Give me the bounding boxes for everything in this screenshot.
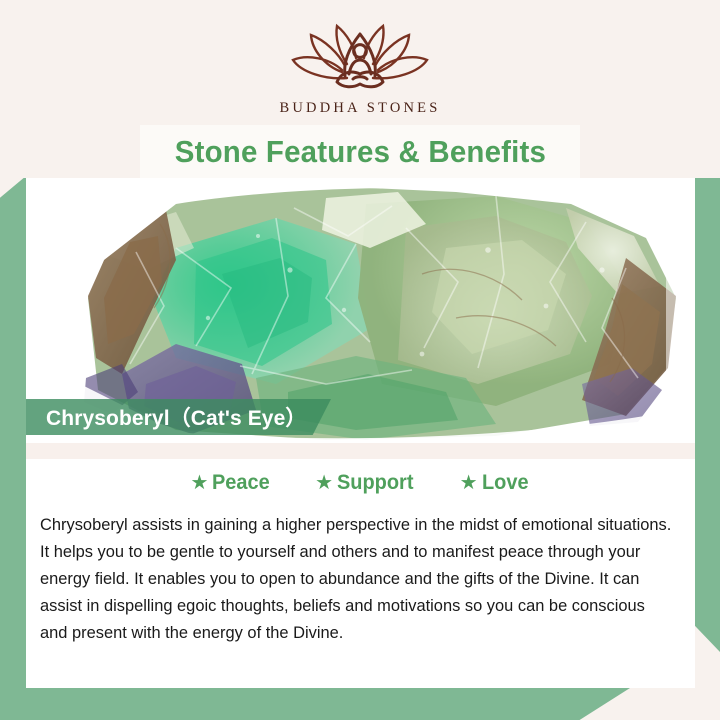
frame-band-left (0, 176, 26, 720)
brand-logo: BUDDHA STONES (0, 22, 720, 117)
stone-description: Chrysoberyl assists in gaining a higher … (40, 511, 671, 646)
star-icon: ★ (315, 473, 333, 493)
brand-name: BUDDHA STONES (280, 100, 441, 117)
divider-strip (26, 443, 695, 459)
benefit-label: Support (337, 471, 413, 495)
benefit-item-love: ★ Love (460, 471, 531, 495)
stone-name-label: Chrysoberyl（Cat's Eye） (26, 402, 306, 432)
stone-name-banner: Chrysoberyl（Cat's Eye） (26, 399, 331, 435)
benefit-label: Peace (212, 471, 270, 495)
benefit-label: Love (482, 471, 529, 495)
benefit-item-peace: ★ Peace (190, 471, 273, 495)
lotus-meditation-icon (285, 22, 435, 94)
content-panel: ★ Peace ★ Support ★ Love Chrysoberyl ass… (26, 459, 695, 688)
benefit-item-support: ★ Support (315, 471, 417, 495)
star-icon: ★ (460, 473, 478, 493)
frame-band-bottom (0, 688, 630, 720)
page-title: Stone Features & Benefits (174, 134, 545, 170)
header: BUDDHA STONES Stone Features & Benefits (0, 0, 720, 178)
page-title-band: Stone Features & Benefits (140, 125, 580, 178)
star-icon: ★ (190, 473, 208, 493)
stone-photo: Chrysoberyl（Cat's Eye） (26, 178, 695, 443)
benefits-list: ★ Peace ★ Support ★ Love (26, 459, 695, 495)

—————

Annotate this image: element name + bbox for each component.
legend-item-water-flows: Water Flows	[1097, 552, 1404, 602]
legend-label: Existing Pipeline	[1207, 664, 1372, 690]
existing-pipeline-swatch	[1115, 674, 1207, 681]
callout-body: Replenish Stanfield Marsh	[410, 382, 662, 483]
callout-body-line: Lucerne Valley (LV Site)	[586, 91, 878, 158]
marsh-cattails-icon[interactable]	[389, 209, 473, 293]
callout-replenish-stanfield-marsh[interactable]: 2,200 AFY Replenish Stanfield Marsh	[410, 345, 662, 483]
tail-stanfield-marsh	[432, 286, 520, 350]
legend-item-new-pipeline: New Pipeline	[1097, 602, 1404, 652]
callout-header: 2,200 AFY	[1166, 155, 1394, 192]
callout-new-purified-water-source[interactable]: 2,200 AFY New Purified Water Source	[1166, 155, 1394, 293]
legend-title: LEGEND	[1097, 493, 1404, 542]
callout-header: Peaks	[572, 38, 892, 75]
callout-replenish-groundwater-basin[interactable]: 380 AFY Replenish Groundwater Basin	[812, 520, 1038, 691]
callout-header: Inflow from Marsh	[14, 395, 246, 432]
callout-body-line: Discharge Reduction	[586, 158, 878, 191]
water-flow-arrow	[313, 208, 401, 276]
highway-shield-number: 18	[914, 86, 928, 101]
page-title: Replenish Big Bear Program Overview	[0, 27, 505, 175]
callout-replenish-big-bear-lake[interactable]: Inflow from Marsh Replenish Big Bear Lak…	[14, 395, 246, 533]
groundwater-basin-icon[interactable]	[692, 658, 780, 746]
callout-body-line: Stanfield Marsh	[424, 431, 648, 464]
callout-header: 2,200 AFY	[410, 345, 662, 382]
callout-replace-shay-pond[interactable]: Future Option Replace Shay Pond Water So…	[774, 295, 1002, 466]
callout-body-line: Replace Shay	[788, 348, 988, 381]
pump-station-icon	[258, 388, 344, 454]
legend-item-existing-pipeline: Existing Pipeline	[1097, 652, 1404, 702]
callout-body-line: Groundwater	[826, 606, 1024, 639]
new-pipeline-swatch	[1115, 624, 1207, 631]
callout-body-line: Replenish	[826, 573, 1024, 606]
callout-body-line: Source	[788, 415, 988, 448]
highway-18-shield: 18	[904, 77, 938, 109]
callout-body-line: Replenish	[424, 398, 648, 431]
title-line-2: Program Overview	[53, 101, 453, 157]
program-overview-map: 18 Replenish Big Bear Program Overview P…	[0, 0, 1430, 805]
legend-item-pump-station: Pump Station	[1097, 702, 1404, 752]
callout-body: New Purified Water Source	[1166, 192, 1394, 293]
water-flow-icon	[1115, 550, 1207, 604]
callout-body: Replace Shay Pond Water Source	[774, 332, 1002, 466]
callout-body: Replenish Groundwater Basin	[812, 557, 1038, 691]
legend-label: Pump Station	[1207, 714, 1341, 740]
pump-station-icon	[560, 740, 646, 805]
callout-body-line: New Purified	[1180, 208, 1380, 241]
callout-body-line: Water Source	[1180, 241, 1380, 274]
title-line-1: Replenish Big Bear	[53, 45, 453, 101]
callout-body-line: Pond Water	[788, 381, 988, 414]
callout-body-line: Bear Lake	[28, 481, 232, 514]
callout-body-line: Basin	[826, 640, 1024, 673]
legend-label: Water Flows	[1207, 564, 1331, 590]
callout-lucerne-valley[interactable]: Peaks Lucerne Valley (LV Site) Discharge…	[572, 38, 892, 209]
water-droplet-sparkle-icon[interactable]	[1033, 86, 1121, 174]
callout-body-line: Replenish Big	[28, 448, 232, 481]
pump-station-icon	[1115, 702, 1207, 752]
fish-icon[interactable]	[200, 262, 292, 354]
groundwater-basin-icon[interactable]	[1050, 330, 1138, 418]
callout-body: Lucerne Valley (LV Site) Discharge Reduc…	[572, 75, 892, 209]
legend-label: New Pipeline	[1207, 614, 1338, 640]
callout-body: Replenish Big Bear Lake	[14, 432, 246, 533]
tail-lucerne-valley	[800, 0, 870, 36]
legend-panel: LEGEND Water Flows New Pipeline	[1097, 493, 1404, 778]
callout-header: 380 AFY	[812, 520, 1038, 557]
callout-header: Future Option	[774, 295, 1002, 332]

—————

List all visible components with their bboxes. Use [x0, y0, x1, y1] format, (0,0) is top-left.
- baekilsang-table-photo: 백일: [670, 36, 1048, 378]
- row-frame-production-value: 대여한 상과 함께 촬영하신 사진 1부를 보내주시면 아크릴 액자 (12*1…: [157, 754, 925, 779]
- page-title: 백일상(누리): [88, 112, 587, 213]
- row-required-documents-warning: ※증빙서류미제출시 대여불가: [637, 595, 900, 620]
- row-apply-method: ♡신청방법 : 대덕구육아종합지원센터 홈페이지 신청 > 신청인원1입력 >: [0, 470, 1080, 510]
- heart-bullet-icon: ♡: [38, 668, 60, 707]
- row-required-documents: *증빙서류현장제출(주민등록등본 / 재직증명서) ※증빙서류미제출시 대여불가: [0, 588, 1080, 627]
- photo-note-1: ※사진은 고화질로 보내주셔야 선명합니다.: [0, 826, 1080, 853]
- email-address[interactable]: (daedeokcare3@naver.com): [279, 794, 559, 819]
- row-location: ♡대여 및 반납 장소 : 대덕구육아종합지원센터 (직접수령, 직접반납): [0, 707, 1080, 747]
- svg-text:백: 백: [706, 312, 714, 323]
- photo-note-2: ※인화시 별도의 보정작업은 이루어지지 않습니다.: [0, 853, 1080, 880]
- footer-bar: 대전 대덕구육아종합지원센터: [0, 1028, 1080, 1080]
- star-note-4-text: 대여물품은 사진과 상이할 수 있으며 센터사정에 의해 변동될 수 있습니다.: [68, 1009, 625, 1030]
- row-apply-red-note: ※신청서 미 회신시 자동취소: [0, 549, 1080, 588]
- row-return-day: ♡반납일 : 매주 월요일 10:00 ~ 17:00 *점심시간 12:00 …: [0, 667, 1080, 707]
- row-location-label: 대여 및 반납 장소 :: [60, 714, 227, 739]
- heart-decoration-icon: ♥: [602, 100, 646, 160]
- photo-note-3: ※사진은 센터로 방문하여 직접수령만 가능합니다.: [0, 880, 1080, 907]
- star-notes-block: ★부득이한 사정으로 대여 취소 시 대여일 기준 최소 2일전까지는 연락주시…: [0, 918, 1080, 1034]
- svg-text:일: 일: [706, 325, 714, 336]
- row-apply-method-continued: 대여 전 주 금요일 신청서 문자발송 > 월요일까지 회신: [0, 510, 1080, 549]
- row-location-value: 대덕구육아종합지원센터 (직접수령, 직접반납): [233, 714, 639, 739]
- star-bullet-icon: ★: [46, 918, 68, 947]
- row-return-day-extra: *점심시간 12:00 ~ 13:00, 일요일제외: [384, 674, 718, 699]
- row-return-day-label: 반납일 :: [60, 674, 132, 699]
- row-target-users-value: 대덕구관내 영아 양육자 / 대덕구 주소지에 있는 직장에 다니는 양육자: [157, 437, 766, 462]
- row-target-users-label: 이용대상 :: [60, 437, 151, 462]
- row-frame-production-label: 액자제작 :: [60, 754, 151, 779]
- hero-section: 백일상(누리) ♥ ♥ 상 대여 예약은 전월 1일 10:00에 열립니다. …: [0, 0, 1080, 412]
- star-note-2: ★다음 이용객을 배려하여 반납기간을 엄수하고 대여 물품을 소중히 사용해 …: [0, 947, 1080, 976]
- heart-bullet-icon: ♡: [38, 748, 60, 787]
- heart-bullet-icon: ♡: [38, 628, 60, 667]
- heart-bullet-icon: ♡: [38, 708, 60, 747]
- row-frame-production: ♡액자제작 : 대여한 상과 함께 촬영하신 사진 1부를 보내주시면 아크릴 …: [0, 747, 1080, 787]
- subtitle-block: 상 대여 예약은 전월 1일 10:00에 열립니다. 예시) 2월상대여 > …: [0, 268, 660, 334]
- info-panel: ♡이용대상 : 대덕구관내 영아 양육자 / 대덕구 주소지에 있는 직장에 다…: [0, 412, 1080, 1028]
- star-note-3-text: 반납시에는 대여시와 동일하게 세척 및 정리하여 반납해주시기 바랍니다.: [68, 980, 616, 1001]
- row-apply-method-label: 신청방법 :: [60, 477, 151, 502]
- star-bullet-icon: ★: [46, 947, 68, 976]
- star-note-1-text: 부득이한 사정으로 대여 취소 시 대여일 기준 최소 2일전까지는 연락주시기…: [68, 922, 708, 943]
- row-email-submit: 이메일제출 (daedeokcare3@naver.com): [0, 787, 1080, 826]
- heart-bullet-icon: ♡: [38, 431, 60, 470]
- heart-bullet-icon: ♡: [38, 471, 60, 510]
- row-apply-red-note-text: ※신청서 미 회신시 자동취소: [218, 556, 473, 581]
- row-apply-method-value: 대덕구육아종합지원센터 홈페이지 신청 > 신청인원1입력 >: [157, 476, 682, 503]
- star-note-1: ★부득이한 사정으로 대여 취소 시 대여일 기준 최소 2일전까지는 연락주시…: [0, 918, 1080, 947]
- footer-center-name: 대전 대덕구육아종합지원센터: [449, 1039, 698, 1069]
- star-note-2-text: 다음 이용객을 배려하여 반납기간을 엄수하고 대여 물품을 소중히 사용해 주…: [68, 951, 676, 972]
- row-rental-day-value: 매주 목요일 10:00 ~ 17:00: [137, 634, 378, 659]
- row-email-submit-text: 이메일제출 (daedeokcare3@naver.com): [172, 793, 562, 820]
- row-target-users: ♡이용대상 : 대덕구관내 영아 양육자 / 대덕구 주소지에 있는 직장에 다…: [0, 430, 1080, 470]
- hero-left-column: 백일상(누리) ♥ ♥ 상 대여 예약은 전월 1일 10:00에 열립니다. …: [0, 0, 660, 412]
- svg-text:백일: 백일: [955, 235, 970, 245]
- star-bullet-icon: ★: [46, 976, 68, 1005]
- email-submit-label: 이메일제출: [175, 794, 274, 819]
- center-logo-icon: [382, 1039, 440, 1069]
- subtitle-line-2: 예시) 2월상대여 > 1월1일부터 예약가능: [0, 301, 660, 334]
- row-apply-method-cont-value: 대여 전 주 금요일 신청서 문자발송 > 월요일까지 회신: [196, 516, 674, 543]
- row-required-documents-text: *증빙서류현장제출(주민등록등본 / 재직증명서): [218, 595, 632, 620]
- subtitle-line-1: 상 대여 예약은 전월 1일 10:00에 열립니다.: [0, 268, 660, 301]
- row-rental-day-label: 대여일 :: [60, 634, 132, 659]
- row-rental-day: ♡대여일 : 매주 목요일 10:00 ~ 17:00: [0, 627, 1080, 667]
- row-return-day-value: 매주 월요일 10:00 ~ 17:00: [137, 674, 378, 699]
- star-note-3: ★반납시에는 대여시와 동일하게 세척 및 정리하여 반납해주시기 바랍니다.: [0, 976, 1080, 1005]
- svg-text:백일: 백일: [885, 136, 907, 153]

—————

▶ _PROBLEM_
Please report every line in the rows above that contains the string "주소지에", copying each line in full. Case counts.

▶ _WRITTEN RESPONSE_
- row-target-users-value: 대덕구관내 영아 양육자 / 대덕구 주소지에 있는 직장에 다니는 양육자: [157, 437, 766, 462]
- info-panel: ♡이용대상 : 대덕구관내 영아 양육자 / 대덕구 주소지에 있는 직장에 다…: [0, 412, 1080, 1028]
- row-target-users: ♡이용대상 : 대덕구관내 영아 양육자 / 대덕구 주소지에 있는 직장에 다…: [0, 430, 1080, 470]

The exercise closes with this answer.